Passage given.
START

Ten areas where the UK and Germany could agree on Europe

Ahead of last week's meeting between David Cameron and German Chancellor Angela Merkel, Open Europe's Director Mats Persson wrote on his Telegraph blog:
About now David Cameron will sit down with his German counterpart Angela Merkel, with the discussion likely to be dominated by Europe. The issues are complex, but come down to a simple trade-off: Cameron wants Merkel’s support on his vision for a reformed and flexible Europe. Merkel – fearing being left alone in a Mediterranean-dominated EU – wants to find ways to keep Britain on board. So is a new Anglo-German bargain at some point down the line possible? There are those in both the status quo and better off out camps who would answer categorically: “no way – It’s all or nothing for Britain”.

I strongly disagree. As Michael Meister, Deputy Parliamentary Chairman of Merkel's CDU party, told the BBC Today Programme this morning, “I think we are open to arguments…to move something back [to member states].” For example:

Strengthening national parliaments: Multi-billion euro bailouts have been seen the Bundestag getting more involved in EU affairs, as recently demonstrated by the Cypriot bailout. At the same time, Germany’s traditional support for the European Parliament – seen as pushing an unrepresentative agenda (including Eurobonds) – is starting to wane. Many Germans – including the country’s constitutional court – would fully echo David Cameron’s assertion that national parliaments “are, and will remain, the true source of real democratic legitimacy and accountability in the EU”.

Cutting the cost of EU bureaucracy: Germans are just as critical of excessive EU bureaucracy as the British. Following a story in Die Welt am Sonntag that 4,365 EU officials earned more than Angela Merkel, even Germany’s Europhile Foreign Minister Guido Westerwelle said that “The salary structure in Brussels is worth taking a critical look at”. Berlin has already backed Cameron’s demand for a pay cut for EU officials.

Ending recycling of EU regeneration cash: Westerwelle – alongside a host of German politicians and commentators – has strongly criticised the EU’s so-called “structural funds” for leading to “aberrations such as EU money going to day spas and romantic hotels.” Cutting down on these funds, for example by limiting them to only the genuinely poor regions in Europe, would save both the UK and Germany billions. (The German federal government would have to find a way of buying off the Easter Länder, but that’s fully possible).

END

Information supplied.
START

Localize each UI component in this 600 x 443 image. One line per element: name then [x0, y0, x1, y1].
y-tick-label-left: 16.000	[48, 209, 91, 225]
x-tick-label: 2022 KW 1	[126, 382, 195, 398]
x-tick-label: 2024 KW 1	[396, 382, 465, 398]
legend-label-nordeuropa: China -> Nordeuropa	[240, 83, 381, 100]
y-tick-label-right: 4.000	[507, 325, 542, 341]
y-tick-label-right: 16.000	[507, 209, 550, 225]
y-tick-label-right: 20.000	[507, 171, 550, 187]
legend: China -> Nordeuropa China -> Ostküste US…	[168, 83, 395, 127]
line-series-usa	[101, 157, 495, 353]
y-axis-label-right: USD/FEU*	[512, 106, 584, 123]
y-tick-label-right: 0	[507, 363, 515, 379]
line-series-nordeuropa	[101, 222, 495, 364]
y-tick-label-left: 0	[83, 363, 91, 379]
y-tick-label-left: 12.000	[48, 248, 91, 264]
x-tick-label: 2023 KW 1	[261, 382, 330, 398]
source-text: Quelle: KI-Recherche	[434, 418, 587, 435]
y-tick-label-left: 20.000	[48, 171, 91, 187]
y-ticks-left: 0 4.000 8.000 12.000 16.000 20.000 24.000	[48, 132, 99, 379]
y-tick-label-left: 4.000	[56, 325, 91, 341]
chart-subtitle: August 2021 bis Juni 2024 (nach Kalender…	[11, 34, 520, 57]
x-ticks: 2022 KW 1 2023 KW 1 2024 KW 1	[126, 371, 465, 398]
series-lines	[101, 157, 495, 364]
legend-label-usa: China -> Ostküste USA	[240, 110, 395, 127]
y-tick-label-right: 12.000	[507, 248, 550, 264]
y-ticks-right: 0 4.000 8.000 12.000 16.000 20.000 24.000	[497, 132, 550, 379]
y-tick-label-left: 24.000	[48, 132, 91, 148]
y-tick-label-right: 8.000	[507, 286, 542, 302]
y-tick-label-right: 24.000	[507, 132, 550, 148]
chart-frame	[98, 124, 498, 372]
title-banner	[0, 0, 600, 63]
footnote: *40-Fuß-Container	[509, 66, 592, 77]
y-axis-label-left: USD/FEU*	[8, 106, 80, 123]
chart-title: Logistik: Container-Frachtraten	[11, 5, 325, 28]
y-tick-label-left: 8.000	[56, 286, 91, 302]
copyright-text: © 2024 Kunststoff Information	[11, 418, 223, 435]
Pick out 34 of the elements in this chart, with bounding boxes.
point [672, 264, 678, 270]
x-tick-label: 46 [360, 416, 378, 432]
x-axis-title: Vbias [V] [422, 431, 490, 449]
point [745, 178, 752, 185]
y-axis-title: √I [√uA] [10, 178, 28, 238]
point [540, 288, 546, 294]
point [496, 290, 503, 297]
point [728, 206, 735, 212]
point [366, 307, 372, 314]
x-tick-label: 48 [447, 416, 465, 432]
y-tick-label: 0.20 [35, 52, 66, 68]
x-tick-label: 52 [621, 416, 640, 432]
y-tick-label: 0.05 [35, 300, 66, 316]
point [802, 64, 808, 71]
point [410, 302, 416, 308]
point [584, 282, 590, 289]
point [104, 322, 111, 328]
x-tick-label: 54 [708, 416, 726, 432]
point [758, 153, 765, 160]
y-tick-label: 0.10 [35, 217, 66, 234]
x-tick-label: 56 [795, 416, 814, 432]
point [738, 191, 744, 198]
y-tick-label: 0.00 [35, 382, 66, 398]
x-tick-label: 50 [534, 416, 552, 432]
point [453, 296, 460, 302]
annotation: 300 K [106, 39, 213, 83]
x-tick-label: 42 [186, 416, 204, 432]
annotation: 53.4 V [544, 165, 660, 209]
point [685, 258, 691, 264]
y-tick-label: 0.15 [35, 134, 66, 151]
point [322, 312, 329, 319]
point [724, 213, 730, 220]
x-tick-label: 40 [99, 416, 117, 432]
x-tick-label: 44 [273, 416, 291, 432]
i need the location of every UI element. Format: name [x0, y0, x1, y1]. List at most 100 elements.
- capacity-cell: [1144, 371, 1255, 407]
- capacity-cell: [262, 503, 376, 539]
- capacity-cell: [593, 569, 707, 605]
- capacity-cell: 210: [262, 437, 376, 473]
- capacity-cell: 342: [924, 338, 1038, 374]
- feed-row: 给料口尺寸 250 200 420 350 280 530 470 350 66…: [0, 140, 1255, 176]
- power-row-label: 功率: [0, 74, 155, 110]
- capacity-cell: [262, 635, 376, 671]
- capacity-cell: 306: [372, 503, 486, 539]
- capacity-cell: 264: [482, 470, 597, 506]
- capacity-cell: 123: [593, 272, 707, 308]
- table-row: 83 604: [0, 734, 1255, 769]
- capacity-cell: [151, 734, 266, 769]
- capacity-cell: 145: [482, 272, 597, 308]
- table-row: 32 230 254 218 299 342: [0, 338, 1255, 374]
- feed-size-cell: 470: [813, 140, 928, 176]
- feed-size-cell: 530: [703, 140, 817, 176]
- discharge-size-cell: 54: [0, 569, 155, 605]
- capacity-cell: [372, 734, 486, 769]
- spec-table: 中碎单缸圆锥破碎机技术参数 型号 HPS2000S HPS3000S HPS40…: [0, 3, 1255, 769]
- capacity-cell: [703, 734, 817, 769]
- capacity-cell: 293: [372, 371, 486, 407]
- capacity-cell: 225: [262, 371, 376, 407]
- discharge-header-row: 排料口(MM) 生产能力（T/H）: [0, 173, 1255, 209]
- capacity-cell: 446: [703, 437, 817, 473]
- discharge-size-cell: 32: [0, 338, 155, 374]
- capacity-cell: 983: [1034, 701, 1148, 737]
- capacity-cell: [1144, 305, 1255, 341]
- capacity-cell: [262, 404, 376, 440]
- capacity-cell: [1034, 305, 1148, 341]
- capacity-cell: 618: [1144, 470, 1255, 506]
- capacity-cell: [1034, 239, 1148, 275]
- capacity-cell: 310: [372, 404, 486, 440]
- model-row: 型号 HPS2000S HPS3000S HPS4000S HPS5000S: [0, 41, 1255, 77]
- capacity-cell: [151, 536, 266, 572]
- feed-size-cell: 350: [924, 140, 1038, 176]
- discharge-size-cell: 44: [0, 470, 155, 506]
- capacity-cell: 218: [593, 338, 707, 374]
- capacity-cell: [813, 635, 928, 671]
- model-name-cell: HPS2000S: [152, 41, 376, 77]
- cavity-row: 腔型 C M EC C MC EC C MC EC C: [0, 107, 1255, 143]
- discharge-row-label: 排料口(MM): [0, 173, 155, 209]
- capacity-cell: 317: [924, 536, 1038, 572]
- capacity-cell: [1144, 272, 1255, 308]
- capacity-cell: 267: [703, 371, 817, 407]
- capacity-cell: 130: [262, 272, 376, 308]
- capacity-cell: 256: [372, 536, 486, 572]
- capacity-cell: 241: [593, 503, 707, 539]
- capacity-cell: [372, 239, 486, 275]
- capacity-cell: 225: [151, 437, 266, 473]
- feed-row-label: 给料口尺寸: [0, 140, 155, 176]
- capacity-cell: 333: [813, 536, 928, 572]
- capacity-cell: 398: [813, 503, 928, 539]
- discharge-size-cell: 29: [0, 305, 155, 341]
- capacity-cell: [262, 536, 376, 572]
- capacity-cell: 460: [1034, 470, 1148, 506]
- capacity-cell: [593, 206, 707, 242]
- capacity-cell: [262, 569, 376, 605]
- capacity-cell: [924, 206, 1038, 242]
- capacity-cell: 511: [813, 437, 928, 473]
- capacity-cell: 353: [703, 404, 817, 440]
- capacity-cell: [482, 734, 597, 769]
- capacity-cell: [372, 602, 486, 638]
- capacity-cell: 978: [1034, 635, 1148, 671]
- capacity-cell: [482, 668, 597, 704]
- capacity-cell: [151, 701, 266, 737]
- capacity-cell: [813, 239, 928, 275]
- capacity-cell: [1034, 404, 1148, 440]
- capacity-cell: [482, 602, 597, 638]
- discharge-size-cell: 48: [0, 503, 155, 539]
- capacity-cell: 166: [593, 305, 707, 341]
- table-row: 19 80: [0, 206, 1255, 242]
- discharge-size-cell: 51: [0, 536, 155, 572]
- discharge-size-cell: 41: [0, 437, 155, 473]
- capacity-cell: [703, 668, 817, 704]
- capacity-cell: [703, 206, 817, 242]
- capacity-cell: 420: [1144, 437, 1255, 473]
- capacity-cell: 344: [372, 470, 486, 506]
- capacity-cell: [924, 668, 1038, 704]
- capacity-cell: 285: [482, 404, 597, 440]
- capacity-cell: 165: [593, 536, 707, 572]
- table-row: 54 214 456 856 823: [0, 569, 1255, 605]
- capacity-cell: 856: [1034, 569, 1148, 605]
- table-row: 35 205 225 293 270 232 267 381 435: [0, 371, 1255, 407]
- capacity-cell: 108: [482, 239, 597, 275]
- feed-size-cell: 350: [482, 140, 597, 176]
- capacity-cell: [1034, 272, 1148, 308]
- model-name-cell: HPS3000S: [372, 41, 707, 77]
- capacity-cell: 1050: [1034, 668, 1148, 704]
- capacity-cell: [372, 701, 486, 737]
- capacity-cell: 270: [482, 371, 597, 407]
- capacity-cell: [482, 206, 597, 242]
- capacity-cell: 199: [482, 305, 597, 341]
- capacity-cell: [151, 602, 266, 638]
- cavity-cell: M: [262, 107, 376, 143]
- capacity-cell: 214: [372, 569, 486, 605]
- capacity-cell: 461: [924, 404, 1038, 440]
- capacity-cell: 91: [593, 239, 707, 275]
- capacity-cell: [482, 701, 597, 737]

END

Exercises to complete.
(1) Repeat word for word the stretch of the blog post from "Ending recycling of" through "that’s fully possible).".
(2) Answer these questions from the blog post.
(a) According to the story in Die Welt am Sonntag, how many EU officials earned more than Angela Merkel?
(b) Of which party is Michael Meister the Deputy Parliamentary Chairman?
(c) Which bailout recently showed the Bundestag getting more involved in EU affairs?
The items have no connection to the blog post on the UK and Germany.

Answers for the tasks.
(1)
Ending recycling of EU regeneration cash: Westerwelle – alongside a host of German politicians and commentators – has strongly criticised the EU’s so-called “structural funds” for leading to “aberrations such as EU money going to day spas and romantic hotels.” Cutting down on these funds, for example by limiting them to only the genuinely poor regions in Europe, would save both the UK and Germany billions. (The German federal government would have to find a way of buying off the Easter Länder, but that’s fully possible).

(2)
(a) 4,365
(b) Merkel's CDU party
(c) The Cypriot bailout